SET EXERCISE
Gather up the lines that contain "component".

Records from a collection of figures

----

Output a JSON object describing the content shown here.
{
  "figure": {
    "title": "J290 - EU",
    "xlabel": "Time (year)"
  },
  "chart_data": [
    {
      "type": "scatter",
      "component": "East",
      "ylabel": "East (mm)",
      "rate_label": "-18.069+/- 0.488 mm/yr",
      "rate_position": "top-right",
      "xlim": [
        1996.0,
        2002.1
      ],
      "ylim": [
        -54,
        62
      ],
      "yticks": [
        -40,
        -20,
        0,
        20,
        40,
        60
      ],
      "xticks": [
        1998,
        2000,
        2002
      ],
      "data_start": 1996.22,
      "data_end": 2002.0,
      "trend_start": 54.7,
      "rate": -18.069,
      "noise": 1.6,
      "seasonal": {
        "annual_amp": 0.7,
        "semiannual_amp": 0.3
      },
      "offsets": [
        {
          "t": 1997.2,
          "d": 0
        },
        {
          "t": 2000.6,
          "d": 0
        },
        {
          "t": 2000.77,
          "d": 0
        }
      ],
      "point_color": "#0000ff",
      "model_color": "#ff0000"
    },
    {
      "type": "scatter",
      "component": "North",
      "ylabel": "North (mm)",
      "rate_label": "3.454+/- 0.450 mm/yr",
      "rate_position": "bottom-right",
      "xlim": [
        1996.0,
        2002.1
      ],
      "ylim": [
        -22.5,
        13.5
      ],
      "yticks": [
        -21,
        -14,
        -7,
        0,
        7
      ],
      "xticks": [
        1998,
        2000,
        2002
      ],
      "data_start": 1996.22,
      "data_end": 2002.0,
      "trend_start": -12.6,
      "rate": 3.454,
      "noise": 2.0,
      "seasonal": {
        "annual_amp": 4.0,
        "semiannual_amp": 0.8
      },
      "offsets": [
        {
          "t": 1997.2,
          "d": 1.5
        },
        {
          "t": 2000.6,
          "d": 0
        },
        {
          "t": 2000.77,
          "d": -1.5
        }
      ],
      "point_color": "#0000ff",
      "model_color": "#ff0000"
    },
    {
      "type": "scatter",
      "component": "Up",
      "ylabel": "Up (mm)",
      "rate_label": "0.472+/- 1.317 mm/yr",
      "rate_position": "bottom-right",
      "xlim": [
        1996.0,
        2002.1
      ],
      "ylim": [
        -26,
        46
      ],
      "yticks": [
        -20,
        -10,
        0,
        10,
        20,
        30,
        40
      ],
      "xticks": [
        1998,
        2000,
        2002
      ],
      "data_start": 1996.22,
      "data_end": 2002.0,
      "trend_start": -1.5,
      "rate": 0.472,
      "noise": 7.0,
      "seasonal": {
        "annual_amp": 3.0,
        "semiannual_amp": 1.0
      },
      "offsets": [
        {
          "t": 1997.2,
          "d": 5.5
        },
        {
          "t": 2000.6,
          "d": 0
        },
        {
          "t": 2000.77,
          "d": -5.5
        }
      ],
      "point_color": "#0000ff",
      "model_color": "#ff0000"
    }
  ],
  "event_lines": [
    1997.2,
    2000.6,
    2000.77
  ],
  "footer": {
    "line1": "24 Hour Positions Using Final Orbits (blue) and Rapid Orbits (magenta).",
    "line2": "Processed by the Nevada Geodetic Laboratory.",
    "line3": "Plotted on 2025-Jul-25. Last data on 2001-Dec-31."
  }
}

----

SOLUTION TO THE EXERCISE
      "component": "East",
      "component": "North",
      "component": "Up",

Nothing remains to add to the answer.